**Work to do**:
Reproduce every line of the entries below word for word, omitting the pictures.

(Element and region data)
● ● ● ● ●
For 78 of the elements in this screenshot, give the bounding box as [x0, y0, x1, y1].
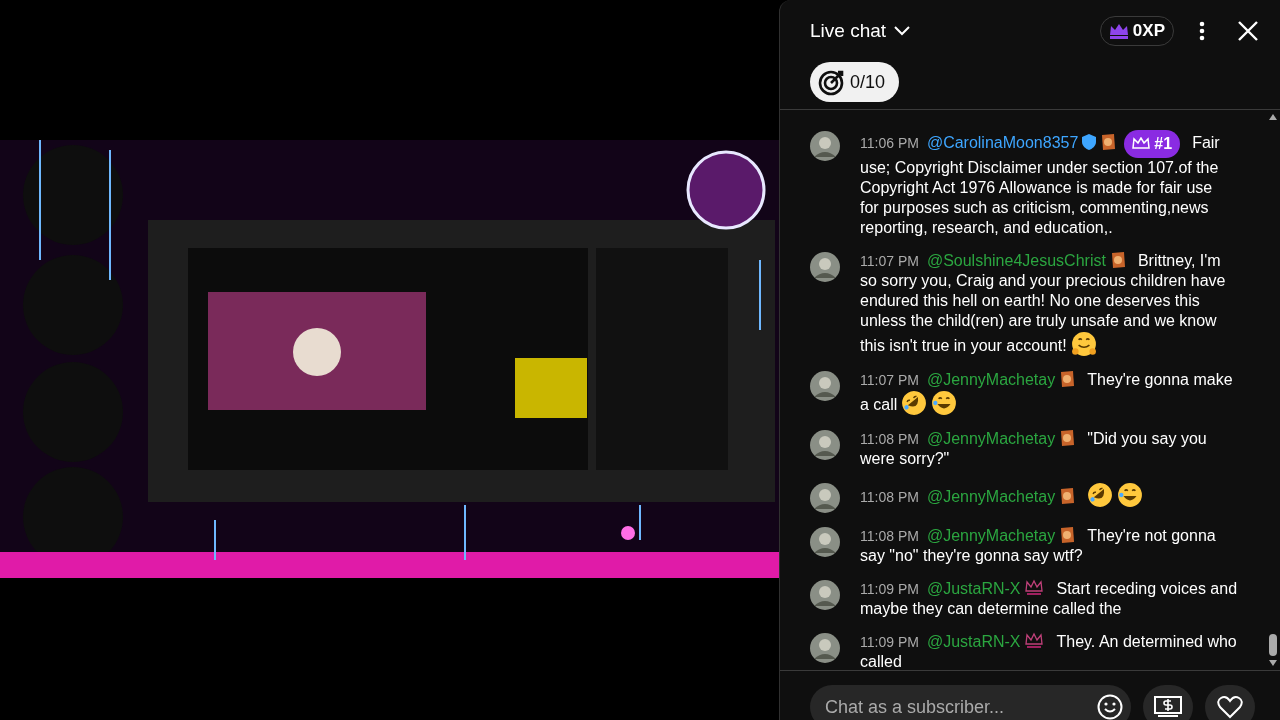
- avatar: [810, 633, 840, 663]
- message-text: say "no" they're gonna say wtf?: [860, 547, 1083, 564]
- message-time: 11:06 PM: [860, 135, 919, 152]
- close-button[interactable]: [1236, 19, 1260, 43]
- author-name[interactable]: @CarolinaMoon8357: [926, 134, 1079, 152]
- message-text: were sorry?": [860, 450, 950, 467]
- sticker-badge-icon: [1059, 429, 1076, 447]
- message-text: endured this hell on earth! No one deserves this: [860, 292, 1200, 309]
- sticker-badge-icon: [1059, 487, 1076, 505]
- author-name[interactable]: @JennyMachetay: [926, 371, 1056, 388]
- crown-badge-icon: [1024, 579, 1045, 597]
- laughing-emoji-icon: [931, 390, 958, 416]
- super-chat-button[interactable]: [1143, 685, 1193, 720]
- avatar: [810, 252, 840, 282]
- message-text: reporting, research, and education,.: [860, 219, 1113, 236]
- author-name[interactable]: @JennyMachetay: [926, 430, 1056, 447]
- sticker-badge-icon: [1109, 251, 1126, 269]
- author-name[interactable]: @JustaRN-X: [926, 633, 1021, 650]
- close-icon: [1238, 21, 1258, 41]
- author-name[interactable]: @JennyMachetay: [926, 527, 1056, 544]
- emoji-icon[interactable]: [1097, 694, 1123, 720]
- hugging-emoji-icon: [1070, 331, 1097, 357]
- message-text: unless the child(ren) are truly unsafe and we know: [860, 312, 1217, 329]
- scroll-down-icon: [1269, 660, 1277, 666]
- avatar: [810, 371, 840, 401]
- laughing-emoji-icon: [901, 390, 928, 416]
- author-name[interactable]: @JennyMachetay: [926, 488, 1056, 505]
- goal-button[interactable]: 0/10: [810, 62, 900, 102]
- laughing-emoji-icon: [1087, 482, 1114, 508]
- message-text: so sorry you, Craig and your precious children have: [860, 272, 1226, 289]
- message-time: 11:08 PM: [860, 431, 919, 447]
- sticker-badge-icon: [1059, 526, 1076, 544]
- message-text: They're gonna make: [1087, 371, 1233, 388]
- message-time: 11:08 PM: [860, 528, 919, 544]
- heart-icon: [1217, 695, 1243, 719]
- message-time: 11:08 PM: [860, 489, 919, 505]
- message-text: "Did you say you: [1087, 430, 1207, 447]
- like-button[interactable]: [1205, 685, 1255, 720]
- sticker-badge-icon: [1059, 370, 1076, 388]
- message-text: Copyright Act 1976 Allowance is made for fair use: [860, 179, 1213, 196]
- message-text: use; Copyright Disclaimer under section 107.of the: [860, 159, 1219, 176]
- avatar: [810, 430, 840, 460]
- chat-input[interactable]: Chat as a subscriber...: [810, 685, 1131, 720]
- message-text: called: [860, 653, 902, 670]
- chevron-down-icon: [894, 26, 911, 36]
- message-time: 11:07 PM: [860, 372, 919, 388]
- money-icon: [1154, 696, 1182, 718]
- live-chat-menu[interactable]: Live chat: [810, 16, 911, 46]
- message-time: 11:07 PM: [860, 253, 919, 269]
- crown-badge-icon: [1024, 632, 1045, 650]
- message-time: 11:09 PM: [860, 634, 919, 650]
- message-time: 11:09 PM: [860, 581, 919, 597]
- message-text: They're not gonna: [1087, 527, 1216, 544]
- avatar: [810, 131, 840, 161]
- avatar: [810, 483, 840, 513]
- message-text: They. An determined who: [1056, 633, 1237, 650]
- message-text: Start receding voices and: [1056, 580, 1238, 597]
- author-name[interactable]: @Soulshine4JesusChrist: [926, 252, 1106, 269]
- message-text: Brittney, I'm: [1137, 252, 1221, 269]
- chat-input-field[interactable]: Chat as a subscriber...: [825, 693, 1097, 720]
- scroll-up-icon: [1269, 114, 1277, 120]
- shield-icon: [1082, 134, 1097, 151]
- laughing-emoji-icon: [1117, 482, 1144, 508]
- target-icon: [818, 68, 846, 96]
- avatar: [810, 527, 840, 557]
- message-text: maybe they can determine called the: [860, 600, 1122, 617]
- crown-icon: [1132, 137, 1151, 151]
- message-text: Fair: [1192, 134, 1220, 152]
- author-name[interactable]: @JustaRN-X: [926, 580, 1021, 597]
- sticker-badge-icon: [1100, 133, 1117, 152]
- crown-icon: [1108, 23, 1129, 39]
- message-text: this isn't true in your account!: [860, 337, 1067, 354]
- avatar: [810, 580, 840, 610]
- scroll-thumb: [1269, 634, 1277, 656]
- more-icon: [1199, 21, 1205, 41]
- rank-badge: #1: [1124, 130, 1181, 158]
- message-text: a call: [860, 396, 898, 413]
- message-text: for purposes such as criticism, commenting,news: [860, 199, 1209, 216]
● ● ● ● ●
**Exercise answer**:
For 78 of the elements in this screenshot, give the bounding box as [x0, y0, x1, y1].
- avatar: [810, 633, 840, 663]
- message-text: say "no" they're gonna say wtf?: [860, 547, 1083, 564]
- message-time: 11:06 PM: [860, 135, 919, 152]
- close-button[interactable]: [1236, 19, 1260, 43]
- author-name[interactable]: @CarolinaMoon8357: [926, 134, 1079, 152]
- message-text: were sorry?": [860, 450, 950, 467]
- sticker-badge-icon: [1059, 429, 1076, 447]
- message-text: endured this hell on earth! No one deserves this: [860, 292, 1200, 309]
- sticker-badge-icon: [1059, 487, 1076, 505]
- author-name[interactable]: @JennyMachetay: [926, 371, 1056, 388]
- crown-badge-icon: [1024, 579, 1045, 597]
- laughing-emoji-icon: [931, 390, 958, 416]
- super-chat-button[interactable]: [1143, 685, 1193, 720]
- avatar: [810, 252, 840, 282]
- message-text: reporting, research, and education,.: [860, 219, 1113, 236]
- author-name[interactable]: @JennyMachetay: [926, 430, 1056, 447]
- sticker-badge-icon: [1109, 251, 1126, 269]
- author-name[interactable]: @JustaRN-X: [926, 633, 1021, 650]
- close-icon: [1238, 21, 1258, 41]
- author-name[interactable]: @JennyMachetay: [926, 527, 1056, 544]
- emoji-icon[interactable]: [1097, 694, 1123, 720]
- hugging-emoji-icon: [1070, 331, 1097, 357]
- message-text: unless the child(ren) are truly unsafe and we know: [860, 312, 1217, 329]
- scroll-down-icon: [1269, 660, 1277, 666]
- avatar: [810, 371, 840, 401]
- laughing-emoji-icon: [901, 390, 928, 416]
- author-name[interactable]: @JennyMachetay: [926, 488, 1056, 505]
- goal-button[interactable]: 0/10: [810, 62, 900, 102]
- laughing-emoji-icon: [1087, 482, 1114, 508]
- message-text: so sorry you, Craig and your precious children have: [860, 272, 1226, 289]
- message-time: 11:08 PM: [860, 431, 919, 447]
- sticker-badge-icon: [1059, 526, 1076, 544]
- message-text: They're gonna make: [1087, 371, 1233, 388]
- message-time: 11:08 PM: [860, 528, 919, 544]
- heart-icon: [1217, 695, 1243, 719]
- message-time: 11:08 PM: [860, 489, 919, 505]
- message-text: "Did you say you: [1087, 430, 1207, 447]
- like-button[interactable]: [1205, 685, 1255, 720]
- sticker-badge-icon: [1059, 370, 1076, 388]
- message-text: Copyright Act 1976 Allowance is made for fair use: [860, 179, 1213, 196]
- message-text: use; Copyright Disclaimer under section 107.of the: [860, 159, 1219, 176]
- avatar: [810, 430, 840, 460]
- chat-input[interactable]: Chat as a subscriber...: [810, 685, 1131, 720]
- message-text: called: [860, 653, 902, 670]
- chevron-down-icon: [894, 26, 911, 36]
- message-time: 11:07 PM: [860, 372, 919, 388]
- money-icon: [1154, 696, 1182, 718]
- live-chat-menu[interactable]: Live chat: [810, 16, 911, 46]
- message-time: 11:07 PM: [860, 253, 919, 269]
- crown-badge-icon: [1024, 632, 1045, 650]
- message-time: 11:09 PM: [860, 634, 919, 650]
- message-time: 11:09 PM: [860, 581, 919, 597]
- message-text: They're not gonna: [1087, 527, 1216, 544]
- avatar: [810, 131, 840, 161]
- avatar: [810, 483, 840, 513]
- message-text: They. An determined who: [1056, 633, 1237, 650]
- message-text: Start receding voices and: [1056, 580, 1238, 597]
- author-name[interactable]: @Soulshine4JesusChrist: [926, 252, 1106, 269]
- message-text: Brittney, I'm: [1137, 252, 1221, 269]
- chat-input-field[interactable]: Chat as a subscriber...: [825, 693, 1097, 720]
- scroll-up-icon: [1269, 114, 1277, 120]
- shield-icon: [1082, 134, 1097, 151]
- laughing-emoji-icon: [1117, 482, 1144, 508]
- target-icon: [818, 68, 846, 96]
- avatar: [810, 527, 840, 557]
- message-text: maybe they can determine called the: [860, 600, 1122, 617]
- crown-icon: [1132, 137, 1151, 151]
- message-text: Fair: [1192, 134, 1220, 152]
- author-name[interactable]: @JustaRN-X: [926, 580, 1021, 597]
- sticker-badge-icon: [1100, 133, 1117, 152]
- crown-icon: [1108, 23, 1129, 39]
- message-text: this isn't true in your account!: [860, 337, 1067, 354]
- avatar: [810, 580, 840, 610]
- scroll-thumb: [1269, 634, 1277, 656]
- more-icon: [1199, 21, 1205, 41]
- rank-badge: #1: [1124, 130, 1181, 158]
- message-text: a call: [860, 396, 898, 413]
- message-text: for purposes such as criticism, commenting,news: [860, 199, 1209, 216]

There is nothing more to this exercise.